=== OBJECTIVE ===
Give back a single number, the count of lines containing the word "mumuu".

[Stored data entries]
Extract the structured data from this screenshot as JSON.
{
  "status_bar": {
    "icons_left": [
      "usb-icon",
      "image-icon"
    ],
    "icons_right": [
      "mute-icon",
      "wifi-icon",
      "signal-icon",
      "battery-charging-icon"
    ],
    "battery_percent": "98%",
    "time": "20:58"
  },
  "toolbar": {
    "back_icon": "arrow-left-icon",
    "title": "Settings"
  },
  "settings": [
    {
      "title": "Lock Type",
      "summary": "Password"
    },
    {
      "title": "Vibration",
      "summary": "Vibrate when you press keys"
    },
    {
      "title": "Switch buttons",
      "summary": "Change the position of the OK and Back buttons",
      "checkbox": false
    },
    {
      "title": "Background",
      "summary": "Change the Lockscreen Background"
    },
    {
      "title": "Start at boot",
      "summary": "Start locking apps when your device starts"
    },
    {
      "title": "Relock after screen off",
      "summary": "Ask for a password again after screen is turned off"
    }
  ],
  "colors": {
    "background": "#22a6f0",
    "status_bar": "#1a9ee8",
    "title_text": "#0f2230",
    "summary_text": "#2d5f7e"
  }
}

* * *

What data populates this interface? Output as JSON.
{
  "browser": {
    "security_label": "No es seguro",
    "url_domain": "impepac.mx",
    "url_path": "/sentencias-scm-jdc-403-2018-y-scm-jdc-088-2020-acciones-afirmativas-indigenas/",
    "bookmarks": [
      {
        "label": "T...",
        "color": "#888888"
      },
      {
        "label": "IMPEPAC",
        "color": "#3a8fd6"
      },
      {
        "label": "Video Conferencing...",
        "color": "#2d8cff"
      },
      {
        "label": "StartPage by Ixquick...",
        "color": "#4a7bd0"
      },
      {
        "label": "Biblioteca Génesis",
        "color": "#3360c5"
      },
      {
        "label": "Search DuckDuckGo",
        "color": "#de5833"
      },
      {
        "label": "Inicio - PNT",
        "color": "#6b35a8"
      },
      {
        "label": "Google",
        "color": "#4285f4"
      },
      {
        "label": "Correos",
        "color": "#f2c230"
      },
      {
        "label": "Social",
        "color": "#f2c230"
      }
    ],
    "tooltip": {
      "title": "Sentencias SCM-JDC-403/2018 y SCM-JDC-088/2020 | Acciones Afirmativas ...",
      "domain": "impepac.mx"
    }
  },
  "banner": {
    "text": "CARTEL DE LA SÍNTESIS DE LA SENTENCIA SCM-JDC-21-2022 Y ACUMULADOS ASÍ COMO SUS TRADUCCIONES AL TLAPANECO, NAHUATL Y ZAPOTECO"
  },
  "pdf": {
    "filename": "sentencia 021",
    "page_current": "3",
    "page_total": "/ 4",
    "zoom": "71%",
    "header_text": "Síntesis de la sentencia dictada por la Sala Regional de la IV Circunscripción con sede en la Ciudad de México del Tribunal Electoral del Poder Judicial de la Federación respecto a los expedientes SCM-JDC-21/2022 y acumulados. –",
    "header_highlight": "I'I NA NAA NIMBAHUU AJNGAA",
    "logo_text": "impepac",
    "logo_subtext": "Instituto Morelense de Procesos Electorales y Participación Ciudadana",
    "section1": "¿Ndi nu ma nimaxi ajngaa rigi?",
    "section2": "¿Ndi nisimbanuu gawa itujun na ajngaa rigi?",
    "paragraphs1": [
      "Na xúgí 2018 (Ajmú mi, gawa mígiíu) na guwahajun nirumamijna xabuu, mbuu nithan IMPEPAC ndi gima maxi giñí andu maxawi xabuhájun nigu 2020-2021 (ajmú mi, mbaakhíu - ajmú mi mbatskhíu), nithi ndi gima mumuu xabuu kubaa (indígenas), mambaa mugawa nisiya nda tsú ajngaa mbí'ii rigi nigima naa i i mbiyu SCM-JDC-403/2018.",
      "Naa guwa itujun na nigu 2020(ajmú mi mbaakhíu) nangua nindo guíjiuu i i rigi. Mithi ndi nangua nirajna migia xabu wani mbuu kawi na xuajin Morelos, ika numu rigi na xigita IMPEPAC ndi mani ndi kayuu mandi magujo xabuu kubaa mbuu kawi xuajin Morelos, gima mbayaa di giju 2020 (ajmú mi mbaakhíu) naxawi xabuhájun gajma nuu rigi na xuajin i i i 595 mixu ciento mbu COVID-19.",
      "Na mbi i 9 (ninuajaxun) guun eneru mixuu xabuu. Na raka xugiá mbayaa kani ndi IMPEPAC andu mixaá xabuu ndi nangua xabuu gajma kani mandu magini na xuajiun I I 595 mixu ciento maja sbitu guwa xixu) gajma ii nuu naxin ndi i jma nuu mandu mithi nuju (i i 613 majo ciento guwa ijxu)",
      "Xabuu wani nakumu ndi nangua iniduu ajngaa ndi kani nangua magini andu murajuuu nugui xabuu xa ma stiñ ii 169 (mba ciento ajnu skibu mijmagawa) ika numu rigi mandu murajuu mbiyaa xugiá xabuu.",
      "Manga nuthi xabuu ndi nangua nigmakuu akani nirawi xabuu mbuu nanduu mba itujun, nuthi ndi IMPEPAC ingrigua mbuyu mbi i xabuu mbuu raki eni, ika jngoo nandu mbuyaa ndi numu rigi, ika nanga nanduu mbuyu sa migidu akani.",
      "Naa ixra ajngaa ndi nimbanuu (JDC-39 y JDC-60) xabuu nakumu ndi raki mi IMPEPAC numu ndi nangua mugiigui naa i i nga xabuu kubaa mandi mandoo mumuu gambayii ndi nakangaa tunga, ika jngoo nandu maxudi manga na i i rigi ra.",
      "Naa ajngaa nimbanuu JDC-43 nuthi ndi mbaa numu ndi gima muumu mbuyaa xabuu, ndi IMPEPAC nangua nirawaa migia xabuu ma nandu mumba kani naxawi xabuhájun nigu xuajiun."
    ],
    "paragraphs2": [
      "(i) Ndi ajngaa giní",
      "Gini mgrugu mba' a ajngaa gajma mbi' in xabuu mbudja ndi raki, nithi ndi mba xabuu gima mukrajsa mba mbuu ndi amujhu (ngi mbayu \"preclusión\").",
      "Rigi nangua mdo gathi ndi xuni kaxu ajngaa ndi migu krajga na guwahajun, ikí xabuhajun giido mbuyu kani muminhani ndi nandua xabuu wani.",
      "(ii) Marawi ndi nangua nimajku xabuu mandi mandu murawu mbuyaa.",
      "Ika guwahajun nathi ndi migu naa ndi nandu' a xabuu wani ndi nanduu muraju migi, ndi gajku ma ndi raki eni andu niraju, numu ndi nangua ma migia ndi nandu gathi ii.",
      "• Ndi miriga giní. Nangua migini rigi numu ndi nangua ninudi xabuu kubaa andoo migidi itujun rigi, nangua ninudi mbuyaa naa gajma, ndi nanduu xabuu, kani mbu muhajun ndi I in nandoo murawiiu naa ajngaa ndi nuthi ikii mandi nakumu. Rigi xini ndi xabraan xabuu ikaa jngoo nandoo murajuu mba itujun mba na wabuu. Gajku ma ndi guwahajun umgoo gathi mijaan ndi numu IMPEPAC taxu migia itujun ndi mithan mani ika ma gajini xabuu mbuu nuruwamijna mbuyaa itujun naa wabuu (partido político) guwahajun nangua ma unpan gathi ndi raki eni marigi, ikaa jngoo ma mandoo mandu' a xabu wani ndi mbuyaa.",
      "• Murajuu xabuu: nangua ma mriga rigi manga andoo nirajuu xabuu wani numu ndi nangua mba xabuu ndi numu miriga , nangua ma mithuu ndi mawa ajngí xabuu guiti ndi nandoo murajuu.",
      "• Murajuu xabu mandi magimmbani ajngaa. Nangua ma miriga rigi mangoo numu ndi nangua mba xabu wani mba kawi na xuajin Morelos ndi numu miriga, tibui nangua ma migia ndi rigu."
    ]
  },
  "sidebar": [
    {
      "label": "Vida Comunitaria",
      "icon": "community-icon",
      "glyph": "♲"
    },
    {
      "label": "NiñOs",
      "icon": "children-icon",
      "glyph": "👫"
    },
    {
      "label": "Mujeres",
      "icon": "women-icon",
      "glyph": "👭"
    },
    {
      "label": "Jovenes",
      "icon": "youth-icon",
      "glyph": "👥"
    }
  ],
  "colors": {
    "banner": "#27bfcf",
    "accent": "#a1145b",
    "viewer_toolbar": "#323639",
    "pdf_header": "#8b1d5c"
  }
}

=== TASK RESULT ===
2